[Figure dataset records]
╭──
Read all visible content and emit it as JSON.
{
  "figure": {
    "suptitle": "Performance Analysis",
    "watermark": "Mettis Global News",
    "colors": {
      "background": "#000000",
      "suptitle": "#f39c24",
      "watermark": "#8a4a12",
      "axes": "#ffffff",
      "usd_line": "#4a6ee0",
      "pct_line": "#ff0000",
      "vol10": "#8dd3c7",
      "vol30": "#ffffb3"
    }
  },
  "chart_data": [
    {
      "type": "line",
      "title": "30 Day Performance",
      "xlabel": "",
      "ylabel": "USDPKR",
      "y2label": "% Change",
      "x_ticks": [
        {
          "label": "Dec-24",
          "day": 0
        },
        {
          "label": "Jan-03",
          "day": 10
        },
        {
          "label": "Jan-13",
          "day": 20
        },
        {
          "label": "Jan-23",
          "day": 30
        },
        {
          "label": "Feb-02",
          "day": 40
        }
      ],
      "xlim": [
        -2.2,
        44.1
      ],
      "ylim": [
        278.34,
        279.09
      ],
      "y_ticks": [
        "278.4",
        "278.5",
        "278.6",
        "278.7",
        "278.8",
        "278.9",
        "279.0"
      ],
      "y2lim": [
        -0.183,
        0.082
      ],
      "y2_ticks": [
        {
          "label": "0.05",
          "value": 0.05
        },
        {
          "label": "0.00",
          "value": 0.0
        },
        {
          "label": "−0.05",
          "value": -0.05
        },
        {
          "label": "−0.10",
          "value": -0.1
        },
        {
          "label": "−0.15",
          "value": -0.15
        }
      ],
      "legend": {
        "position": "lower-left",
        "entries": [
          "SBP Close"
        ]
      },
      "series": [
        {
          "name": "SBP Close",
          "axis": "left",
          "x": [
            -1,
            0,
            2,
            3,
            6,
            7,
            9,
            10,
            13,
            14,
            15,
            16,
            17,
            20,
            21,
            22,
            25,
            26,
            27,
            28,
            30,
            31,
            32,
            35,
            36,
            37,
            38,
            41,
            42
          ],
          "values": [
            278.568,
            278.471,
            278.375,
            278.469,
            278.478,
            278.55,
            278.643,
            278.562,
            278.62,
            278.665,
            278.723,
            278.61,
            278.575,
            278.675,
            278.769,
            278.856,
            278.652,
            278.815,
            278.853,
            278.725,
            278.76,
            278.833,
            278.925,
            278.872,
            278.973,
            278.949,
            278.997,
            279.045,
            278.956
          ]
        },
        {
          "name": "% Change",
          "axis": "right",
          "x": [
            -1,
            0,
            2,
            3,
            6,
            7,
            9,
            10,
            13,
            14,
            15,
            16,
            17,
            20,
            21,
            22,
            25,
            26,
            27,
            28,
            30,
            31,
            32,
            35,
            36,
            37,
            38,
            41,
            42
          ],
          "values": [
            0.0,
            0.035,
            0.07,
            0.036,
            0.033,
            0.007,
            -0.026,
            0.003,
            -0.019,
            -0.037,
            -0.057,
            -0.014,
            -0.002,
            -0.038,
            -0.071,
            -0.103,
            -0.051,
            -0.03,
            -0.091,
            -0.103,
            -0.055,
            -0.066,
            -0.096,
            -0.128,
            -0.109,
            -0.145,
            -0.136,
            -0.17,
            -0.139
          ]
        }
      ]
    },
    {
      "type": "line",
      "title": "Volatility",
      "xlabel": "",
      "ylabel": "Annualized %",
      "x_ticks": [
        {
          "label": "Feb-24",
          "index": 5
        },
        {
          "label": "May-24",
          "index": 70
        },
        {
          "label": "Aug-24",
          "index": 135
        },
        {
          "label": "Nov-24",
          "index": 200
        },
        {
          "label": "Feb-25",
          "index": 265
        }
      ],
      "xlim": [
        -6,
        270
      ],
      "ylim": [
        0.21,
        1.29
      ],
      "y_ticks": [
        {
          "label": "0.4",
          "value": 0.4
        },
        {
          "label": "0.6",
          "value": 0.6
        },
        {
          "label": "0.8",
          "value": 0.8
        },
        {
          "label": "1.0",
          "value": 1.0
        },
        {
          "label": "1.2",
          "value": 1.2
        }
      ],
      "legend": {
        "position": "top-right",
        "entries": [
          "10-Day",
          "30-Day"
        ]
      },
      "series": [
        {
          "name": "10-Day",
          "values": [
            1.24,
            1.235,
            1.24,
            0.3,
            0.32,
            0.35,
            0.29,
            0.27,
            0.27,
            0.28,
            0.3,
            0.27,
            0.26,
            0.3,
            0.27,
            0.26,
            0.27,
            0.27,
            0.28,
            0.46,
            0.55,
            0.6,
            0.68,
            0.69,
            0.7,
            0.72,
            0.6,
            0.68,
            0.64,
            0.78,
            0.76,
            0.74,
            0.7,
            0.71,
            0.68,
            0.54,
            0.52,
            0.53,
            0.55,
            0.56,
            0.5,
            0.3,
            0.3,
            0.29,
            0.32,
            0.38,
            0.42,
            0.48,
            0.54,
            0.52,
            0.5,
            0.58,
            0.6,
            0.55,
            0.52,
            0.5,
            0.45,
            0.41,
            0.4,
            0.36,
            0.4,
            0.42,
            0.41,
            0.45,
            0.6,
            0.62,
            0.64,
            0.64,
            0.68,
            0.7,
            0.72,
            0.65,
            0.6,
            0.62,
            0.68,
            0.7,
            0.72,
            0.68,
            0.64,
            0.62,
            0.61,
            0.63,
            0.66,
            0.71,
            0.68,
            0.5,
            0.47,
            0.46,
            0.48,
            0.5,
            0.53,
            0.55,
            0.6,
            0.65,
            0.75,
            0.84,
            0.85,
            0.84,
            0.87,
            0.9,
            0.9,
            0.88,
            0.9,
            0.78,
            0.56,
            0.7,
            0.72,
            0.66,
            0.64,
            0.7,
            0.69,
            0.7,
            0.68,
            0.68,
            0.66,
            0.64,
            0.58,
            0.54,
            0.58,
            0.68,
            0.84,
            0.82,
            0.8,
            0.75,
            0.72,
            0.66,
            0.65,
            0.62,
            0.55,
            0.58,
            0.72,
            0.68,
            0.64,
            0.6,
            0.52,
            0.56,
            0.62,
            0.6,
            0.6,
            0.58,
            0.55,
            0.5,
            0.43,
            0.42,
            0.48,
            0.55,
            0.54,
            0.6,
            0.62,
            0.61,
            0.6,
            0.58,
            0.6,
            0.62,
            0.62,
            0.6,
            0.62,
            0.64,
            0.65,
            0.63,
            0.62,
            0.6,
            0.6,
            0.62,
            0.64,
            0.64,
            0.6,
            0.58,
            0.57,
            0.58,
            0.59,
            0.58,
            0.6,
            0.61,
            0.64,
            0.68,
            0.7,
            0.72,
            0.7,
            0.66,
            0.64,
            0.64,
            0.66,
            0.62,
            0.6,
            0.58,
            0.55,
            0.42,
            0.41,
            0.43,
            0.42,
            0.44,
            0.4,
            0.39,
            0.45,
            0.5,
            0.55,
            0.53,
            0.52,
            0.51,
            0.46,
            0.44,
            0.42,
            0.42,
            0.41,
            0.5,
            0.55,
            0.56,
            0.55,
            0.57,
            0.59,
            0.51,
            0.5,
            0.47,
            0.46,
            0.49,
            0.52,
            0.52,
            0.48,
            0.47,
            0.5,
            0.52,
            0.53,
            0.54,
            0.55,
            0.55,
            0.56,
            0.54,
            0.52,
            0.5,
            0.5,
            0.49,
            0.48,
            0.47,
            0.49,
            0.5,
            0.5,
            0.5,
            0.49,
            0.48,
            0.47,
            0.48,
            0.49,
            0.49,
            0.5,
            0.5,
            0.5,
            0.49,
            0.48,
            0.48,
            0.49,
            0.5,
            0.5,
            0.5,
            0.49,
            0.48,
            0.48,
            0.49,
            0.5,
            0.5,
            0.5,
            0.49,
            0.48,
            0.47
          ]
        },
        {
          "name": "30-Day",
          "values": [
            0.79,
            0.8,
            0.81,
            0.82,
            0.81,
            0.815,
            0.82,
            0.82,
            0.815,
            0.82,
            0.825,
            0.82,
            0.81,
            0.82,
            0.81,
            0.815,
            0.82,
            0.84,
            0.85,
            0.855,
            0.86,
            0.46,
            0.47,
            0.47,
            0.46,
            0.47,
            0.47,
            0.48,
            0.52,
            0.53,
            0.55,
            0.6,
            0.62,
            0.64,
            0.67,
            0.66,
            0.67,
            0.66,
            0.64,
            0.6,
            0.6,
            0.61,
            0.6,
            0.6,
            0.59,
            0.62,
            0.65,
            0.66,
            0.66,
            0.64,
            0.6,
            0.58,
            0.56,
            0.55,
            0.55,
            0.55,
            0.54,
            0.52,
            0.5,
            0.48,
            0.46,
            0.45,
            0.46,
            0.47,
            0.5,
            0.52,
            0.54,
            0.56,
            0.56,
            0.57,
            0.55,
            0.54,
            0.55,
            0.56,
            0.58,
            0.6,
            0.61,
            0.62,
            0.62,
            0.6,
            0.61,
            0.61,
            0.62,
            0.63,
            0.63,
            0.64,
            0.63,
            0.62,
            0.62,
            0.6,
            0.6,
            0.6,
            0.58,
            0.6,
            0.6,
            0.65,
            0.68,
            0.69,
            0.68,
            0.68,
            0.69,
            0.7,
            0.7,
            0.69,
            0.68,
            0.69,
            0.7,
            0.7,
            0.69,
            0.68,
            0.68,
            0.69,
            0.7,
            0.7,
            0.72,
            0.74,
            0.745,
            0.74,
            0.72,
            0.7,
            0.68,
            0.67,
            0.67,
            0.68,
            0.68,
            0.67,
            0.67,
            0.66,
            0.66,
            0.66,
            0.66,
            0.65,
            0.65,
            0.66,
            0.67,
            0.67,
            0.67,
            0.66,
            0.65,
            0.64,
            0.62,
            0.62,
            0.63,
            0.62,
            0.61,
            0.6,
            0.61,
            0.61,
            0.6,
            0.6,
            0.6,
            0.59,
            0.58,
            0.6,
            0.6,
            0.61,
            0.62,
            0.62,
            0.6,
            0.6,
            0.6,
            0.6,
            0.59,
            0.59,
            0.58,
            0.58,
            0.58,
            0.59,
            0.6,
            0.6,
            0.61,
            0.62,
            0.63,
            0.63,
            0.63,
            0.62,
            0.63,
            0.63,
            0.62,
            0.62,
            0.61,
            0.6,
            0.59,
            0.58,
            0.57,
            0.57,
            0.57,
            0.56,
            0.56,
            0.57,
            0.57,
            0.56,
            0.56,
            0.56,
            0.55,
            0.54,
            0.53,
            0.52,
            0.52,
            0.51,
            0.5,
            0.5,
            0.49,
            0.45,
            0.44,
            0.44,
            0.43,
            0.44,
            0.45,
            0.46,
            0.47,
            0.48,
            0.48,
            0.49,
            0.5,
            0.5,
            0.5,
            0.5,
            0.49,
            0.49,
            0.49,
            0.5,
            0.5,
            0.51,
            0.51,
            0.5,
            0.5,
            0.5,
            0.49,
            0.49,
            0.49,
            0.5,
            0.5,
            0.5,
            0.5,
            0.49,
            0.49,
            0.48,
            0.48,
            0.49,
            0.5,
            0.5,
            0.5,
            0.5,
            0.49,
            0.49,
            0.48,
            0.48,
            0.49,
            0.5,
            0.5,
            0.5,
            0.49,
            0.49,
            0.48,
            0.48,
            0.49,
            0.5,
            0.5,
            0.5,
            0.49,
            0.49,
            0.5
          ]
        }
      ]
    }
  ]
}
╰──
- **What you are asked to do**: Go through the records above, find every line with the word "watermark", and list those lines.

- **Response for this exercise**:
    "watermark": "Mettis Global News",
      "watermark": "#8a4a12",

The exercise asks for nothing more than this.